_WHAT THE TASK REQUIRES:_ From the entries below, tally how many lines contain "Løsnings" and report only that figure.
┌─ EXTRACTED INFORMATION
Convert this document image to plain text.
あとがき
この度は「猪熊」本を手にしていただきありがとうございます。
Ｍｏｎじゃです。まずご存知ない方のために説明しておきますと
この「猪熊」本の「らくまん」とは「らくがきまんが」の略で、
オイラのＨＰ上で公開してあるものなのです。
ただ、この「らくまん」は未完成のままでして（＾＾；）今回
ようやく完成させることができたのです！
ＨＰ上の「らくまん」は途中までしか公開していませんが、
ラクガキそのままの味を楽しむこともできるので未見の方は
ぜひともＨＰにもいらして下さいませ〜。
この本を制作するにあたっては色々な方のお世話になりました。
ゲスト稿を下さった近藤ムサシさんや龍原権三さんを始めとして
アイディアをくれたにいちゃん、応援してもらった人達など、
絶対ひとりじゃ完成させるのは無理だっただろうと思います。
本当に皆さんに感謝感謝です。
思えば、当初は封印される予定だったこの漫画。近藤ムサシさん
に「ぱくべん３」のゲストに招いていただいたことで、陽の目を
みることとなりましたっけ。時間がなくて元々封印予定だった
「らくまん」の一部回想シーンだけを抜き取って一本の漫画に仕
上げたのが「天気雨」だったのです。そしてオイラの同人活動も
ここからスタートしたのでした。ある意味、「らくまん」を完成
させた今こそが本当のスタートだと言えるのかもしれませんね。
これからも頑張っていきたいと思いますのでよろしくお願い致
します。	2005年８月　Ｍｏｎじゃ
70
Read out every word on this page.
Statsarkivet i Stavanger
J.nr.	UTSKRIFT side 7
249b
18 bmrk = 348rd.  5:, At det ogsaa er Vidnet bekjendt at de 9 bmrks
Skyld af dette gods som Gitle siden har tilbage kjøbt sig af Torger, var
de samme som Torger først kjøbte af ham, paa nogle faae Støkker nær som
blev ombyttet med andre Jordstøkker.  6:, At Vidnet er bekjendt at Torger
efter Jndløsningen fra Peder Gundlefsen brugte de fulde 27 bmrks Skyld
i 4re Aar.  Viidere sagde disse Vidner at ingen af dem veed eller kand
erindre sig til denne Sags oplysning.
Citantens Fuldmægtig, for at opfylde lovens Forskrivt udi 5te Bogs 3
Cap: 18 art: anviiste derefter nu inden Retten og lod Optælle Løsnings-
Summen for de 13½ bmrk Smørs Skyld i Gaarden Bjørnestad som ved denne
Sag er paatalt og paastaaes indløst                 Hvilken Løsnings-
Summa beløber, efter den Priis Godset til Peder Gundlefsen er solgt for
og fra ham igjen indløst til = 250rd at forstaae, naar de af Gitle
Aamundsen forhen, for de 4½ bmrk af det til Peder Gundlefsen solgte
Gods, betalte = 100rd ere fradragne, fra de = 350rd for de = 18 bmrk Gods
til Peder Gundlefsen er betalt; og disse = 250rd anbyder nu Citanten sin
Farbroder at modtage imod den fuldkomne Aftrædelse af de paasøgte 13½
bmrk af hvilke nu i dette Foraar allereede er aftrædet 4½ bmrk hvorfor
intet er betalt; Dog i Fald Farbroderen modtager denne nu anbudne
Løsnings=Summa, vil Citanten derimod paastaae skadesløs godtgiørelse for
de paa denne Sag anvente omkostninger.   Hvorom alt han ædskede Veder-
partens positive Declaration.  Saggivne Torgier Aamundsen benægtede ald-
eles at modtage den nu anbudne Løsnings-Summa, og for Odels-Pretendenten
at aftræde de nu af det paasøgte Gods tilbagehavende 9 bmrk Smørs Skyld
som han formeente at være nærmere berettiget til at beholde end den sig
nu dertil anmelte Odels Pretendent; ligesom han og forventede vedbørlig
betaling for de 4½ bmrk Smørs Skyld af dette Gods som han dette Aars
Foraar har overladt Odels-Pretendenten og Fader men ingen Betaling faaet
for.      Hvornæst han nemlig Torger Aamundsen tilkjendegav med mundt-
└─
_OUTPUT BELOW:_ 4